▶ WRITTEN REQUEST:
Each record below must be returned exactly as shown.

** START OF STORED DATA **

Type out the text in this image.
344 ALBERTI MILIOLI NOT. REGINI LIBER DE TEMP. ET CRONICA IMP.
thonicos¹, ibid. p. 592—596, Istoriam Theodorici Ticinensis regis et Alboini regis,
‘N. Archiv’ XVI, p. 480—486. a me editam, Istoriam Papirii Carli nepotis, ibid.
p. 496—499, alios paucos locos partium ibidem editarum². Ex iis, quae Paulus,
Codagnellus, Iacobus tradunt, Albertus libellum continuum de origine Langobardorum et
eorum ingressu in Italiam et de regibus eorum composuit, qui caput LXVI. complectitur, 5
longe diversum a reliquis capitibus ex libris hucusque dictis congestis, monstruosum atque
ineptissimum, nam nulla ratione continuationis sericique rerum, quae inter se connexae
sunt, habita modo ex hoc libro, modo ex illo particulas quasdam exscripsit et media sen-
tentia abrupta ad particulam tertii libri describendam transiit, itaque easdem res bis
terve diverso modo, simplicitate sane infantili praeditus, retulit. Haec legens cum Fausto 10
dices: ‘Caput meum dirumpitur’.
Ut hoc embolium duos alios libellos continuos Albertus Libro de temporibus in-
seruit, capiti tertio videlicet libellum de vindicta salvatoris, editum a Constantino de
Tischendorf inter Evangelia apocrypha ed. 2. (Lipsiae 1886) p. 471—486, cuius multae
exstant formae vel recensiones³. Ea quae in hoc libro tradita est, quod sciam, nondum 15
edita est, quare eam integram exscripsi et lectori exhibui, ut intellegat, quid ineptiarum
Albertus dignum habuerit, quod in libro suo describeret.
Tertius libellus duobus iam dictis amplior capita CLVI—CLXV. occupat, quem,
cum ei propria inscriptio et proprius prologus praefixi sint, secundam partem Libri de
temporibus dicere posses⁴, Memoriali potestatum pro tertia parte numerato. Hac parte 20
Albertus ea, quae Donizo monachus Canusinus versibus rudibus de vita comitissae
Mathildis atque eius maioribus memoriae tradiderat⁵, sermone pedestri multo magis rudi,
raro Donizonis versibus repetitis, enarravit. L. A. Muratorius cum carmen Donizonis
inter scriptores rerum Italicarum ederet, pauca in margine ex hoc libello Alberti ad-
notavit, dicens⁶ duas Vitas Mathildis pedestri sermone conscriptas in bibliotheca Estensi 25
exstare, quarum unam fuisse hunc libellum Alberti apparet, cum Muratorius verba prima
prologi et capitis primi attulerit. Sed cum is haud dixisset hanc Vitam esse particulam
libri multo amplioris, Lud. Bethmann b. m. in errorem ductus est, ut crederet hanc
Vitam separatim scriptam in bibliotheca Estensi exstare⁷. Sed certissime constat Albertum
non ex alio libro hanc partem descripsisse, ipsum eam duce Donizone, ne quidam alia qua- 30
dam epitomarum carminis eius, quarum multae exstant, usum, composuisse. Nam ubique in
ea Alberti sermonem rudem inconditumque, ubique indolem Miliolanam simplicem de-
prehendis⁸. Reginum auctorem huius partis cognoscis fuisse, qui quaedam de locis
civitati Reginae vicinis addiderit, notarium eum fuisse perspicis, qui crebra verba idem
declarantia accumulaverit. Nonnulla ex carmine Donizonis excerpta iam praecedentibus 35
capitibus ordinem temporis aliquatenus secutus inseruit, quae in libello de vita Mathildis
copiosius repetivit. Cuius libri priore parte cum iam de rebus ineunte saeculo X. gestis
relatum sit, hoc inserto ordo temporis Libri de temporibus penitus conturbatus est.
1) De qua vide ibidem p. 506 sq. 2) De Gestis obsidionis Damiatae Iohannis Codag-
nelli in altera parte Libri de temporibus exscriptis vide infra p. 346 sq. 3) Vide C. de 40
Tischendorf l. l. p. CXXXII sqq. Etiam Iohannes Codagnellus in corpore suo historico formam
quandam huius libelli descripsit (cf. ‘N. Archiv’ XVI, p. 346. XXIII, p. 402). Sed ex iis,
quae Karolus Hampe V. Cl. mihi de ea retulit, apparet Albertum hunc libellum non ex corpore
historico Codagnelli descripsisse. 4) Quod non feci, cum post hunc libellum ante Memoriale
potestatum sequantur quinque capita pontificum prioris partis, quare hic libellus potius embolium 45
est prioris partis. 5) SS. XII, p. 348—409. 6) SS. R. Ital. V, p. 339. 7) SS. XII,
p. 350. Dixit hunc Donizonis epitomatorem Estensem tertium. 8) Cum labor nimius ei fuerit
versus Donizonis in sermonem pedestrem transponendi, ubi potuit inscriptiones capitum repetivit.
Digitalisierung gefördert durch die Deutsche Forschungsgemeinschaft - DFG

** END OF STORED DATA **

▶ ANSWER TO THE PROBLEM:
Type out the text in this image.
344 ALBERTI MILIOLI NOT. REGINI LIBER DE TEMP. ET CRONICA IMP.
thonicos¹, ibid. p. 592—596, Istoriam Theodorici Ticinensis regis et Alboini regis,
‘N. Archiv’ XVI, p. 480—486. a me editam, Istoriam Papirii Carli nepotis, ibid.
p. 496—499, alios paucos locos partium ibidem editarum². Ex iis, quae Paulus,
Codagnellus, Iacobus tradunt, Albertus libellum continuum de origine Langobardorum et
eorum ingressu in Italiam et de regibus eorum composuit, qui caput LXVI. complectitur, 5
longe diversum a reliquis capitibus ex libris hucusque dictis congestis, monstruosum atque
ineptissimum, nam nulla ratione continuationis sericique rerum, quae inter se connexae
sunt, habita modo ex hoc libro, modo ex illo particulas quasdam exscripsit et media sen-
tentia abrupta ad particulam tertii libri describendam transiit, itaque easdem res bis
terve diverso modo, simplicitate sane infantili praeditus, retulit. Haec legens cum Fausto 10
dices: ‘Caput meum dirumpitur’.
Ut hoc embolium duos alios libellos continuos Albertus Libro de temporibus in-
seruit, capiti tertio videlicet libellum de vindicta salvatoris, editum a Constantino de
Tischendorf inter Evangelia apocrypha ed. 2. (Lipsiae 1886) p. 471—486, cuius multae
exstant formae vel recensiones³. Ea quae in hoc libro tradita est, quod sciam, nondum 15
edita est, quare eam integram exscripsi et lectori exhibui, ut intellegat, quid ineptiarum
Albertus dignum habuerit, quod in libro suo describeret.
Tertius libellus duobus iam dictis amplior capita CLVI—CLXV. occupat, quem,
cum ei propria inscriptio et proprius prologus praefixi sint, secundam partem Libri de
temporibus dicere posses⁴, Memoriali potestatum pro tertia parte numerato. Hac parte 20
Albertus ea, quae Donizo monachus Canusinus versibus rudibus de vita comitissae
Mathildis atque eius maioribus memoriae tradiderat⁵, sermone pedestri multo magis rudi,
raro Donizonis versibus repetitis, enarravit. L. A. Muratorius cum carmen Donizonis
inter scriptores rerum Italicarum ederet, pauca in margine ex hoc libello Alberti ad-
notavit, dicens⁶ duas Vitas Mathildis pedestri sermone conscriptas in bibliotheca Estensi 25
exstare, quarum unam fuisse hunc libellum Alberti apparet, cum Muratorius verba prima
prologi et capitis primi attulerit. Sed cum is haud dixisset hanc Vitam esse particulam
libri multo amplioris, Lud. Bethmann b. m. in errorem ductus est, ut crederet hanc
Vitam separatim scriptam in bibliotheca Estensi exstare⁷. Sed certissime constat Albertum
non ex alio libro hanc partem descripsisse, ipsum eam duce Donizone, ne quidam alia qua- 30
dam epitomarum carminis eius, quarum multae exstant, usum, composuisse. Nam ubique in
ea Alberti sermonem rudem inconditumque, ubique indolem Miliolanam simplicem de-
prehendis⁸. Reginum auctorem huius partis cognoscis fuisse, qui quaedam de locis
civitati Reginae vicinis addiderit, notarium eum fuisse perspicis, qui crebra verba idem
declarantia accumulaverit. Nonnulla ex carmine Donizonis excerpta iam praecedentibus 35
capitibus ordinem temporis aliquatenus secutus inseruit, quae in libello de vita Mathildis
copiosius repetivit. Cuius libri priore parte cum iam de rebus ineunte saeculo X. gestis
relatum sit, hoc inserto ordo temporis Libri de temporibus penitus conturbatus est.
1) De qua vide ibidem p. 506 sq. 2) De Gestis obsidionis Damiatae Iohannis Codag-
nelli in altera parte Libri de temporibus exscriptis vide infra p. 346 sq. 3) Vide C. de 40
Tischendorf l. l. p. CXXXII sqq. Etiam Iohannes Codagnellus in corpore suo historico formam
quandam huius libelli descripsit (cf. ‘N. Archiv’ XVI, p. 346. XXIII, p. 402). Sed ex iis,
quae Karolus Hampe V. Cl. mihi de ea retulit, apparet Albertum hunc libellum non ex corpore
historico Codagnelli descripsisse. 4) Quod non feci, cum post hunc libellum ante Memoriale
potestatum sequantur quinque capita pontificum prioris partis, quare hic libellus potius embolium 45
est prioris partis. 5) SS. XII, p. 348—409. 6) SS. R. Ital. V, p. 339. 7) SS. XII,
p. 350. Dixit hunc Donizonis epitomatorem Estensem tertium. 8) Cum labor nimius ei fuerit
versus Donizonis in sermonem pedestrem transponendi, ubi potuit inscriptiones capitum repetivit.
Digitalisierung gefördert durch die Deutsche Forschungsgemeinschaft - DFG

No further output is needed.